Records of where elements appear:

-*-*-

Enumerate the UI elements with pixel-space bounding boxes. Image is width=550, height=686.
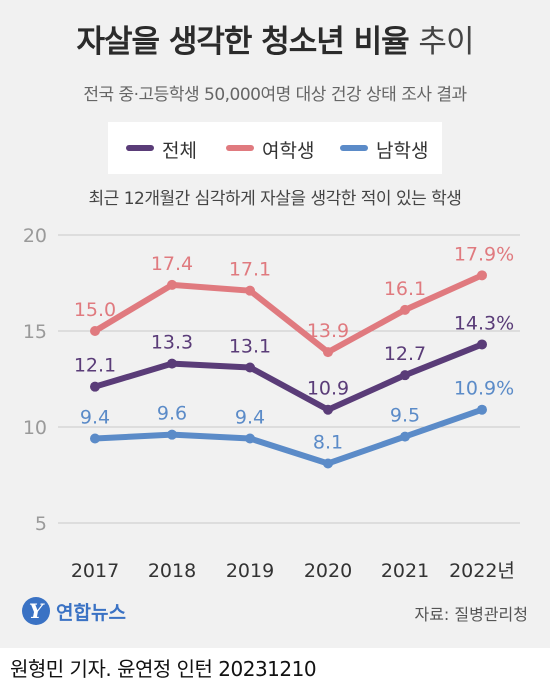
x-tick-label: 2018 bbox=[148, 560, 196, 582]
data-label: 8.1 bbox=[313, 431, 343, 453]
data-label: 16.1 bbox=[384, 278, 426, 300]
y-tick-label: 15 bbox=[23, 321, 47, 343]
x-tick-label: 2017 bbox=[71, 560, 119, 582]
series-line bbox=[92, 406, 485, 467]
legend-label-female: 여학생 bbox=[262, 140, 315, 162]
data-label: 9.5 bbox=[390, 405, 420, 427]
infographic-panel: 자살을 생각한 청소년 비율 추이 전국 중·고등학생 50,000여명 대상 … bbox=[0, 0, 550, 648]
data-point bbox=[167, 279, 177, 290]
data-label: 17.1 bbox=[229, 259, 271, 281]
data-label: 14.3% bbox=[454, 312, 514, 334]
x-tick-label: 2020 bbox=[304, 560, 352, 582]
data-point bbox=[323, 404, 333, 415]
series-line bbox=[92, 341, 485, 413]
yonhap-logo: Y 연합뉴스 bbox=[22, 595, 182, 629]
page-subtitle: 전국 중·고등학생 50,000여명 대상 건강 상태 조사 결과 bbox=[83, 85, 467, 105]
series-line bbox=[92, 272, 485, 356]
chart-legend: 전체 여학생 남학생 bbox=[108, 122, 442, 174]
data-point bbox=[477, 270, 487, 281]
data-label: 9.4 bbox=[80, 407, 110, 429]
legend-label-male: 남학생 bbox=[376, 140, 429, 162]
data-label: 10.9 bbox=[307, 378, 349, 400]
data-point bbox=[245, 433, 255, 444]
data-label: 13.9 bbox=[307, 320, 349, 342]
y-tick-label: 5 bbox=[35, 513, 47, 535]
x-tick-label: 2022년 bbox=[449, 560, 515, 582]
data-label: 12.7 bbox=[384, 343, 426, 365]
data-label: 17.4 bbox=[151, 253, 193, 275]
data-point bbox=[477, 339, 487, 350]
data-label: 17.9% bbox=[454, 243, 514, 265]
line-chart: 5 10 15 20 2017 2018 2019 2020 2021 2022년 12.1 13.3… bbox=[23, 225, 520, 582]
data-point bbox=[90, 381, 100, 392]
data-point bbox=[400, 370, 410, 381]
logo-mark-icon: Y bbox=[22, 597, 50, 625]
legend-swatch-female bbox=[226, 145, 254, 151]
data-point bbox=[323, 458, 333, 469]
x-tick-label: 2019 bbox=[226, 560, 274, 582]
data-label: 9.4 bbox=[235, 407, 265, 429]
data-point bbox=[323, 347, 333, 358]
page-title: 자살을 생각한 청소년 비율 추이 bbox=[0, 16, 550, 61]
data-label: 13.3 bbox=[151, 332, 193, 354]
y-tick-label: 10 bbox=[23, 417, 47, 439]
title-suffix: 추이 bbox=[418, 24, 474, 60]
data-point bbox=[90, 326, 100, 336]
data-point bbox=[400, 431, 410, 442]
data-point bbox=[245, 362, 255, 373]
data-label: 12.1 bbox=[74, 355, 116, 377]
legend-swatch-total bbox=[126, 145, 154, 151]
data-point bbox=[245, 285, 255, 296]
byline: 원형민 기자. 윤연정 인턴 20231210 bbox=[10, 657, 317, 681]
y-tick-label: 20 bbox=[23, 225, 47, 247]
legend-label-total: 전체 bbox=[162, 140, 197, 162]
data-point bbox=[167, 429, 177, 440]
chart-subtitle: 최근 12개월간 심각하게 자살을 생각한 적이 있는 학생 bbox=[88, 189, 462, 209]
data-label: 13.1 bbox=[229, 335, 271, 357]
data-point bbox=[477, 404, 487, 415]
title-main: 자살을 생각한 청소년 비율 bbox=[76, 24, 410, 60]
data-label: 9.6 bbox=[157, 403, 187, 425]
data-point bbox=[90, 433, 100, 444]
logo-text: 연합뉴스 bbox=[56, 602, 126, 624]
legend-swatch-male bbox=[340, 145, 368, 151]
data-point bbox=[400, 304, 410, 315]
x-tick-label: 2021 bbox=[381, 560, 429, 582]
data-label: 15.0 bbox=[74, 299, 116, 321]
data-label: 10.9% bbox=[454, 378, 514, 400]
source-note: 자료: 질병관리청 bbox=[414, 605, 528, 624]
data-point bbox=[167, 358, 177, 369]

-*-*-

| Stated exercise |
Arrange every line of the records above as a JSON list of strings, one string per line. Leave out blank lines and any line that stands for a picture.

| Solution |
[
  "Enumerate the UI elements with pixel-space bounding boxes. Image is width=550, height=686.",
  "x-tick-label: 2018 bbox=[148, 560, 196, 582]",
  "data-label: 8.1 bbox=[313, 431, 343, 453]",
  "data-label: 16.1 bbox=[384, 278, 426, 300]",
  "y-tick-label: 15 bbox=[23, 321, 47, 343]",
  "x-tick-label: 2017 bbox=[71, 560, 119, 582]",
  "series-line bbox=[92, 406, 485, 467]",
  "legend-label-female: 여학생 bbox=[262, 140, 315, 162]",
  "data-label: 9.5 bbox=[390, 405, 420, 427]",
  "infographic-panel: 자살을 생각한 청소년 비율 추이 전국 중·고등학생 50,000여명 대상 … bbox=[0, 0, 550, 648]",
  "data-point bbox=[167, 279, 177, 290]",
  "data-label: 17.1 bbox=[229, 259, 271, 281]",
  "data-label: 14.3% bbox=[454, 312, 514, 334]",
  "x-tick-label: 2020 bbox=[304, 560, 352, 582]",
  "data-point bbox=[323, 404, 333, 415]",
  "series-line bbox=[92, 341, 485, 413]",
  "yonhap-logo: Y 연합뉴스 bbox=[22, 595, 182, 629]",
  "page-subtitle: 전국 중·고등학생 50,000여명 대상 건강 상태 조사 결과 bbox=[83, 85, 467, 105]",
  "series-line bbox=[92, 272, 485, 356]",
  "chart-legend: 전체 여학생 남학생 bbox=[108, 122, 442, 174]",
  "data-point bbox=[477, 270, 487, 281]",
  "data-label: 9.4 bbox=[80, 407, 110, 429]",
  "legend-label-male: 남학생 bbox=[376, 140, 429, 162]",
  "data-label: 10.9 bbox=[307, 378, 349, 400]",
  "data-point bbox=[245, 433, 255, 444]",
  "data-label: 13.9 bbox=[307, 320, 349, 342]",
  "y-tick-label: 5 bbox=[35, 513, 47, 535]",
  "x-tick-label: 2022년 bbox=[449, 560, 515, 582]",
  "data-label: 12.7 bbox=[384, 343, 426, 365]",
  "data-label: 17.4 bbox=[151, 253, 193, 275]",
  "data-point bbox=[477, 339, 487, 350]",
  "data-label: 17.9% bbox=[454, 243, 514, 265]",
  "line-chart: 5 10 15 20 2017 2018 2019 2020 2021 2022년 12.1 13.3… bbox=[23, 225, 520, 582]",
  "data-point bbox=[90, 381, 100, 392]",
  "data-point bbox=[400, 370, 410, 381]",
  "logo-mark-icon: Y bbox=[22, 597, 50, 625]",
  "legend-swatch-female bbox=[226, 145, 254, 151]",
  "data-point bbox=[323, 458, 333, 469]",
  "x-tick-label: 2019 bbox=[226, 560, 274, 582]",
  "data-label: 9.4 bbox=[235, 407, 265, 429]",
  "data-point bbox=[323, 347, 333, 358]",
  "page-title: 자살을 생각한 청소년 비율 추이 bbox=[0, 16, 550, 61]",
  "data-label: 13.3 bbox=[151, 332, 193, 354]",
  "y-tick-label: 10 bbox=[23, 417, 47, 439]",
  "title-suffix: 추이 bbox=[418, 24, 474, 60]",
  "data-point bbox=[90, 326, 100, 336]",
  "data-point bbox=[400, 431, 410, 442]",
  "data-point bbox=[245, 362, 255, 373]",
  "data-label: 12.1 bbox=[74, 355, 116, 377]",
  "legend-swatch-total bbox=[126, 145, 154, 151]",
  "data-point bbox=[245, 285, 255, 296]",
  "byline: 원형민 기자. 윤연정 인턴 20231210 bbox=[10, 657, 317, 681]",
  "y-tick-label: 20 bbox=[23, 225, 47, 247]",
  "legend-label-total: 전체 bbox=[162, 140, 197, 162]",
  "data-point bbox=[167, 429, 177, 440]",
  "chart-subtitle: 최근 12개월간 심각하게 자살을 생각한 적이 있는 학생 bbox=[88, 189, 462, 209]",
  "data-label: 13.1 bbox=[229, 335, 271, 357]",
  "data-point bbox=[477, 404, 487, 415]",
  "title-main: 자살을 생각한 청소년 비율 bbox=[76, 24, 410, 60]",
  "data-label: 9.6 bbox=[157, 403, 187, 425]",
  "data-point bbox=[90, 433, 100, 444]",
  "logo-text: 연합뉴스 bbox=[56, 602, 126, 624]",
  "legend-swatch-male bbox=[340, 145, 368, 151]",
  "data-point bbox=[400, 304, 410, 315]",
  "x-tick-label: 2021 bbox=[381, 560, 429, 582]",
  "data-label: 15.0 bbox=[74, 299, 116, 321]",
  "data-label: 10.9% bbox=[454, 378, 514, 400]",
  "source-note: 자료: 질병관리청 bbox=[414, 605, 528, 624]",
  "data-point bbox=[167, 358, 177, 369]"
]